__Work to complete__. Reproduce every line of the entries below word for word, with no changes.

[Layout records]
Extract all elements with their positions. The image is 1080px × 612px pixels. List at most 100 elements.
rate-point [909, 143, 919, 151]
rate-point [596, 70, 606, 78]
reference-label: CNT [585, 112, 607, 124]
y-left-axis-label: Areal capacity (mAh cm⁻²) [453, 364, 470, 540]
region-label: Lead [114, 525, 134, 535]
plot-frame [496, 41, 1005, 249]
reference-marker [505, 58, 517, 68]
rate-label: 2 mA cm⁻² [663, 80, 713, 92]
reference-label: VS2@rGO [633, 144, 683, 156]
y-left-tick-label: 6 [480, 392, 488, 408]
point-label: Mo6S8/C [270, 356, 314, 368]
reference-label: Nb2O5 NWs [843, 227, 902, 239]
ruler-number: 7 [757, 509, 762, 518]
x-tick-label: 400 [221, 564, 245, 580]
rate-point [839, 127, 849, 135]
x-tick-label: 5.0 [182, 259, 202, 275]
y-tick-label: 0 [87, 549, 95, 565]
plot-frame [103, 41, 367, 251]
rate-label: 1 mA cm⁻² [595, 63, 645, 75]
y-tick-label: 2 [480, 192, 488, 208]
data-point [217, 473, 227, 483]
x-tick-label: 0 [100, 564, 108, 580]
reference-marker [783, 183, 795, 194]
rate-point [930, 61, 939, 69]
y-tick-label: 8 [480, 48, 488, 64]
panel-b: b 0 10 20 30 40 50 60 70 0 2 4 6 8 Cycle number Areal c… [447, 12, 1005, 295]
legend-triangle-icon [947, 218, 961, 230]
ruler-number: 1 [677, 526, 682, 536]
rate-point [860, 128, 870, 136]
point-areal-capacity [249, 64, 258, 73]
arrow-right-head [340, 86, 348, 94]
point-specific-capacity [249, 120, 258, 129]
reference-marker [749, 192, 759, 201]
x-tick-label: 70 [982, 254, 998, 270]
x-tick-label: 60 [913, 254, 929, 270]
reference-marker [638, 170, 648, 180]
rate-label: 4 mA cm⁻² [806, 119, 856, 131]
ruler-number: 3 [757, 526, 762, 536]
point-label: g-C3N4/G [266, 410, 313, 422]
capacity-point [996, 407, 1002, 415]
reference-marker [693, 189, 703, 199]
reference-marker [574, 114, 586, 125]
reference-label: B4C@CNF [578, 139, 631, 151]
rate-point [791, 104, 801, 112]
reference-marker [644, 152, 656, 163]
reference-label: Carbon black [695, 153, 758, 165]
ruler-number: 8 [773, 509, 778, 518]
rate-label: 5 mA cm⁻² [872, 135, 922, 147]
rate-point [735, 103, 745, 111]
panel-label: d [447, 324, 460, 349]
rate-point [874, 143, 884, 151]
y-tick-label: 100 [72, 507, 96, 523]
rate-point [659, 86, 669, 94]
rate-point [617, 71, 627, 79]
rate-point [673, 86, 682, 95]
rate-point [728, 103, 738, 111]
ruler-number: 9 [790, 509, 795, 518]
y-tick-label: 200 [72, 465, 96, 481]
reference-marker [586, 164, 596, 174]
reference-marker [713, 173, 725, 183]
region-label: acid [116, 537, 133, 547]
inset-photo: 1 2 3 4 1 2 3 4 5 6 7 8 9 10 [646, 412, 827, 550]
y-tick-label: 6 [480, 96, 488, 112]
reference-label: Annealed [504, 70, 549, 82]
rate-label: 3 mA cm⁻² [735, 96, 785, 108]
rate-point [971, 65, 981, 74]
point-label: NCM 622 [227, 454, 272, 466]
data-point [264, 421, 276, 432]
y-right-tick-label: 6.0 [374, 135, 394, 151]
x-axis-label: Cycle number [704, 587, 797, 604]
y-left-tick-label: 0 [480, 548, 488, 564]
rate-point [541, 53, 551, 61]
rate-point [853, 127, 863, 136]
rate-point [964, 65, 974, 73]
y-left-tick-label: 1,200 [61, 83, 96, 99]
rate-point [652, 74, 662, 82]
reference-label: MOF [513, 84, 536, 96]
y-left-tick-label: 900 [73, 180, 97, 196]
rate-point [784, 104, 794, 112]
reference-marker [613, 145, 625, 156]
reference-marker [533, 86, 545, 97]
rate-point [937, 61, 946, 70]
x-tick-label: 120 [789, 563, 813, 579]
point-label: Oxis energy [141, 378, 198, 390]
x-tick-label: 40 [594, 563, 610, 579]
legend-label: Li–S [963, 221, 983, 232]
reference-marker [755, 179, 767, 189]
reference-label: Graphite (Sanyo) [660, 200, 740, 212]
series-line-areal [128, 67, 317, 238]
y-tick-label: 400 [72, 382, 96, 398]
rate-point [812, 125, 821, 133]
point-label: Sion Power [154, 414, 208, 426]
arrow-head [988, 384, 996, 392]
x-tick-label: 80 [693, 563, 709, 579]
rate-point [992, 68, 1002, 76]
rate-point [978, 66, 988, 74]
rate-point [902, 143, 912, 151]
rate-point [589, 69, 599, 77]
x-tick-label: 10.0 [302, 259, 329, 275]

__Result__.
Extract all elements with their positions. The image is 1080px × 612px pixels. List at most 100 elements.
rate-point [909, 143, 919, 151]
rate-point [596, 70, 606, 78]
reference-label: CNT [585, 112, 607, 124]
y-left-axis-label: Areal capacity (mAh cm⁻²) [453, 364, 470, 540]
region-label: Lead [114, 525, 134, 535]
plot-frame [496, 41, 1005, 249]
reference-marker [505, 58, 517, 68]
rate-label: 2 mA cm⁻² [663, 80, 713, 92]
reference-label: VS2@rGO [633, 144, 683, 156]
y-left-tick-label: 6 [480, 392, 488, 408]
point-label: Mo6S8/C [270, 356, 314, 368]
reference-label: Nb2O5 NWs [843, 227, 902, 239]
ruler-number: 7 [757, 509, 762, 518]
x-tick-label: 400 [221, 564, 245, 580]
rate-point [839, 127, 849, 135]
x-tick-label: 5.0 [182, 259, 202, 275]
y-tick-label: 0 [87, 549, 95, 565]
plot-frame [103, 41, 367, 251]
rate-label: 1 mA cm⁻² [595, 63, 645, 75]
y-tick-label: 2 [480, 192, 488, 208]
data-point [217, 473, 227, 483]
x-tick-label: 0 [100, 564, 108, 580]
reference-marker [783, 183, 795, 194]
rate-point [930, 61, 939, 69]
y-tick-label: 8 [480, 48, 488, 64]
panel-b: b 0 10 20 30 40 50 60 70 0 2 4 6 8 Cycle number Areal c… [447, 12, 1005, 295]
legend-triangle-icon [947, 218, 961, 230]
ruler-number: 1 [677, 526, 682, 536]
rate-point [860, 128, 870, 136]
point-areal-capacity [249, 64, 258, 73]
arrow-right-head [340, 86, 348, 94]
point-specific-capacity [249, 120, 258, 129]
reference-marker [749, 192, 759, 201]
x-tick-label: 70 [982, 254, 998, 270]
x-tick-label: 60 [913, 254, 929, 270]
reference-marker [638, 170, 648, 180]
rate-label: 4 mA cm⁻² [806, 119, 856, 131]
ruler-number: 3 [757, 526, 762, 536]
point-label: g-C3N4/G [266, 410, 313, 422]
capacity-point [996, 407, 1002, 415]
reference-marker [693, 189, 703, 199]
reference-marker [574, 114, 586, 125]
reference-label: B4C@CNF [578, 139, 631, 151]
rate-point [791, 104, 801, 112]
reference-marker [644, 152, 656, 163]
reference-label: Carbon black [695, 153, 758, 165]
ruler-number: 8 [773, 509, 778, 518]
rate-label: 5 mA cm⁻² [872, 135, 922, 147]
rate-point [735, 103, 745, 111]
panel-label: d [447, 324, 460, 349]
rate-point [874, 143, 884, 151]
y-tick-label: 100 [72, 507, 96, 523]
rate-point [659, 86, 669, 94]
rate-point [617, 71, 627, 79]
rate-point [673, 86, 682, 95]
rate-point [728, 103, 738, 111]
ruler-number: 9 [790, 509, 795, 518]
y-tick-label: 200 [72, 465, 96, 481]
reference-marker [586, 164, 596, 174]
reference-marker [713, 173, 725, 183]
region-label: acid [116, 537, 133, 547]
inset-photo: 1 2 3 4 1 2 3 4 5 6 7 8 9 10 [646, 412, 827, 550]
y-tick-label: 6 [480, 96, 488, 112]
reference-label: Annealed [504, 70, 549, 82]
rate-label: 3 mA cm⁻² [735, 96, 785, 108]
rate-point [971, 65, 981, 74]
point-label: NCM 622 [227, 454, 272, 466]
data-point [264, 421, 276, 432]
y-right-tick-label: 6.0 [374, 135, 394, 151]
x-axis-label: Cycle number [704, 587, 797, 604]
y-left-tick-label: 0 [480, 548, 488, 564]
rate-point [541, 53, 551, 61]
rate-point [853, 127, 863, 136]
rate-point [964, 65, 974, 73]
y-left-tick-label: 1,200 [61, 83, 96, 99]
rate-point [652, 74, 662, 82]
reference-label: MOF [513, 84, 536, 96]
y-left-tick-label: 900 [73, 180, 97, 196]
rate-point [784, 104, 794, 112]
reference-marker [613, 145, 625, 156]
reference-marker [533, 86, 545, 97]
rate-point [937, 61, 946, 70]
x-tick-label: 120 [789, 563, 813, 579]
point-label: Oxis energy [141, 378, 198, 390]
x-tick-label: 40 [594, 563, 610, 579]
legend-label: Li–S [963, 221, 983, 232]
reference-marker [755, 179, 767, 189]
reference-label: Graphite (Sanyo) [660, 200, 740, 212]
series-line-areal [128, 67, 317, 238]
y-tick-label: 400 [72, 382, 96, 398]
rate-point [812, 125, 821, 133]
point-label: Sion Power [154, 414, 208, 426]
arrow-head [988, 384, 996, 392]
x-tick-label: 80 [693, 563, 709, 579]
rate-point [992, 68, 1002, 76]
rate-point [978, 66, 988, 74]
rate-point [902, 143, 912, 151]
rate-point [589, 69, 599, 77]
x-tick-label: 10.0 [302, 259, 329, 275]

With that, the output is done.